>> BEGIN GIVEN RECORDS

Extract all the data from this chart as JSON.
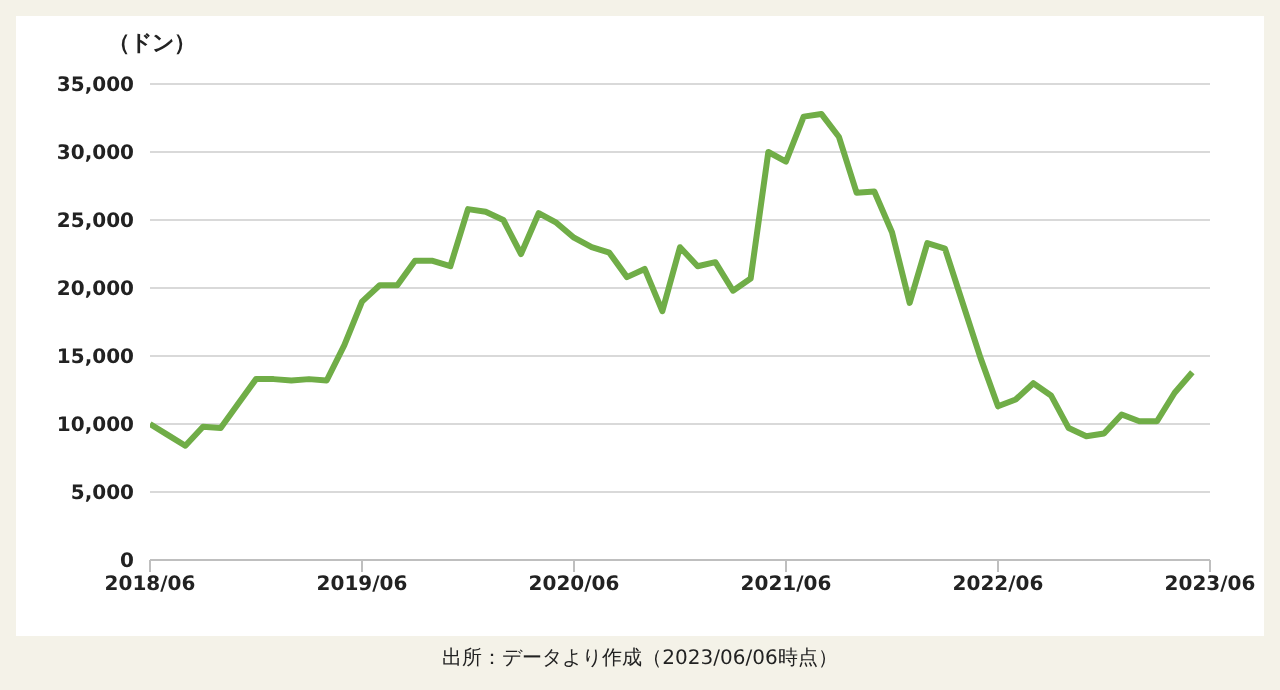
{
  "chart_data": {
    "type": "line",
    "ylabel": "（ドン）",
    "annotations": [
      "出所：データより作成（2023/06/06時点）"
    ],
    "x": [
      "2018-06",
      "2018-07",
      "2018-08",
      "2018-09",
      "2018-10",
      "2018-11",
      "2018-12",
      "2019-01",
      "2019-02",
      "2019-03",
      "2019-04",
      "2019-05",
      "2019-06",
      "2019-07",
      "2019-08",
      "2019-09",
      "2019-10",
      "2019-11",
      "2019-12",
      "2020-01",
      "2020-02",
      "2020-03",
      "2020-04",
      "2020-05",
      "2020-06",
      "2020-07",
      "2020-08",
      "2020-09",
      "2020-10",
      "2020-11",
      "2020-12",
      "2021-01",
      "2021-02",
      "2021-03",
      "2021-04",
      "2021-05",
      "2021-06",
      "2021-07",
      "2021-08",
      "2021-09",
      "2021-10",
      "2021-11",
      "2021-12",
      "2022-01",
      "2022-02",
      "2022-03",
      "2022-04",
      "2022-05",
      "2022-06",
      "2022-07",
      "2022-08",
      "2022-09",
      "2022-10",
      "2022-11",
      "2022-12",
      "2023-01",
      "2023-02",
      "2023-03",
      "2023-04",
      "2023-05"
    ],
    "series": [
      {
        "color": "#70ad47",
        "values": [
          10000,
          9200,
          8400,
          9800,
          9700,
          11500,
          13300,
          13300,
          13200,
          13300,
          13200,
          15800,
          19000,
          20200,
          20200,
          22000,
          22000,
          21600,
          25800,
          25600,
          25000,
          22500,
          25500,
          24800,
          23700,
          23000,
          22600,
          20800,
          21400,
          18300,
          23000,
          21600,
          21900,
          19800,
          20700,
          30000,
          29300,
          32600,
          32800,
          31100,
          27000,
          27100,
          24100,
          18900,
          23300,
          22900,
          18900,
          14900,
          11300,
          11800,
          13000,
          12100,
          9700,
          9100,
          9300,
          10700,
          10200,
          10200,
          12300,
          13800
        ]
      }
    ],
    "xlim": [
      "2018-06",
      "2023-06"
    ],
    "xticks": [
      {
        "value": "2018-06",
        "label": "2018/06"
      },
      {
        "value": "2019-06",
        "label": "2019/06"
      },
      {
        "value": "2020-06",
        "label": "2020/06"
      },
      {
        "value": "2021-06",
        "label": "2021/06"
      },
      {
        "value": "2022-06",
        "label": "2022/06"
      },
      {
        "value": "2023-06",
        "label": "2023/06"
      }
    ],
    "ylim": [
      0,
      35000
    ],
    "yticks": [
      0,
      {
        "value": 5000,
        "label": "5,000"
      },
      {
        "value": 10000,
        "label": "10,000"
      },
      {
        "value": 15000,
        "label": "15,000"
      },
      {
        "value": 20000,
        "label": "20,000"
      },
      {
        "value": 25000,
        "label": "25,000"
      },
      {
        "value": 30000,
        "label": "30,000"
      },
      {
        "value": 35000,
        "label": "35,000"
      }
    ],
    "grid": "y",
    "legend": false,
    "marker": "none",
    "line_style": "solid"
  }
}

>> END GIVEN RECORDS

● STATED EXERCISE
Return the material word for word. Pictures are not part of the copy.

● ANSWER TO THIS PROBLEM
Extract all the data from this chart as JSON.
{
  "chart_data": {
    "type": "line",
    "ylabel": "（ドン）",
    "annotations": [
      "出所：データより作成（2023/06/06時点）"
    ],
    "x": [
      "2018-06",
      "2018-07",
      "2018-08",
      "2018-09",
      "2018-10",
      "2018-11",
      "2018-12",
      "2019-01",
      "2019-02",
      "2019-03",
      "2019-04",
      "2019-05",
      "2019-06",
      "2019-07",
      "2019-08",
      "2019-09",
      "2019-10",
      "2019-11",
      "2019-12",
      "2020-01",
      "2020-02",
      "2020-03",
      "2020-04",
      "2020-05",
      "2020-06",
      "2020-07",
      "2020-08",
      "2020-09",
      "2020-10",
      "2020-11",
      "2020-12",
      "2021-01",
      "2021-02",
      "2021-03",
      "2021-04",
      "2021-05",
      "2021-06",
      "2021-07",
      "2021-08",
      "2021-09",
      "2021-10",
      "2021-11",
      "2021-12",
      "2022-01",
      "2022-02",
      "2022-03",
      "2022-04",
      "2022-05",
      "2022-06",
      "2022-07",
      "2022-08",
      "2022-09",
      "2022-10",
      "2022-11",
      "2022-12",
      "2023-01",
      "2023-02",
      "2023-03",
      "2023-04",
      "2023-05"
    ],
    "series": [
      {
        "color": "#70ad47",
        "values": [
          10000,
          9200,
          8400,
          9800,
          9700,
          11500,
          13300,
          13300,
          13200,
          13300,
          13200,
          15800,
          19000,
          20200,
          20200,
          22000,
          22000,
          21600,
          25800,
          25600,
          25000,
          22500,
          25500,
          24800,
          23700,
          23000,
          22600,
          20800,
          21400,
          18300,
          23000,
          21600,
          21900,
          19800,
          20700,
          30000,
          29300,
          32600,
          32800,
          31100,
          27000,
          27100,
          24100,
          18900,
          23300,
          22900,
          18900,
          14900,
          11300,
          11800,
          13000,
          12100,
          9700,
          9100,
          9300,
          10700,
          10200,
          10200,
          12300,
          13800
        ]
      }
    ],
    "xlim": [
      "2018-06",
      "2023-06"
    ],
    "xticks": [
      {
        "value": "2018-06",
        "label": "2018/06"
      },
      {
        "value": "2019-06",
        "label": "2019/06"
      },
      {
        "value": "2020-06",
        "label": "2020/06"
      },
      {
        "value": "2021-06",
        "label": "2021/06"
      },
      {
        "value": "2022-06",
        "label": "2022/06"
      },
      {
        "value": "2023-06",
        "label": "2023/06"
      }
    ],
    "ylim": [
      0,
      35000
    ],
    "yticks": [
      0,
      {
        "value": 5000,
        "label": "5,000"
      },
      {
        "value": 10000,
        "label": "10,000"
      },
      {
        "value": 15000,
        "label": "15,000"
      },
      {
        "value": 20000,
        "label": "20,000"
      },
      {
        "value": 25000,
        "label": "25,000"
      },
      {
        "value": 30000,
        "label": "30,000"
      },
      {
        "value": 35000,
        "label": "35,000"
      }
    ],
    "grid": "y",
    "legend": false,
    "marker": "none",
    "line_style": "solid"
  }
}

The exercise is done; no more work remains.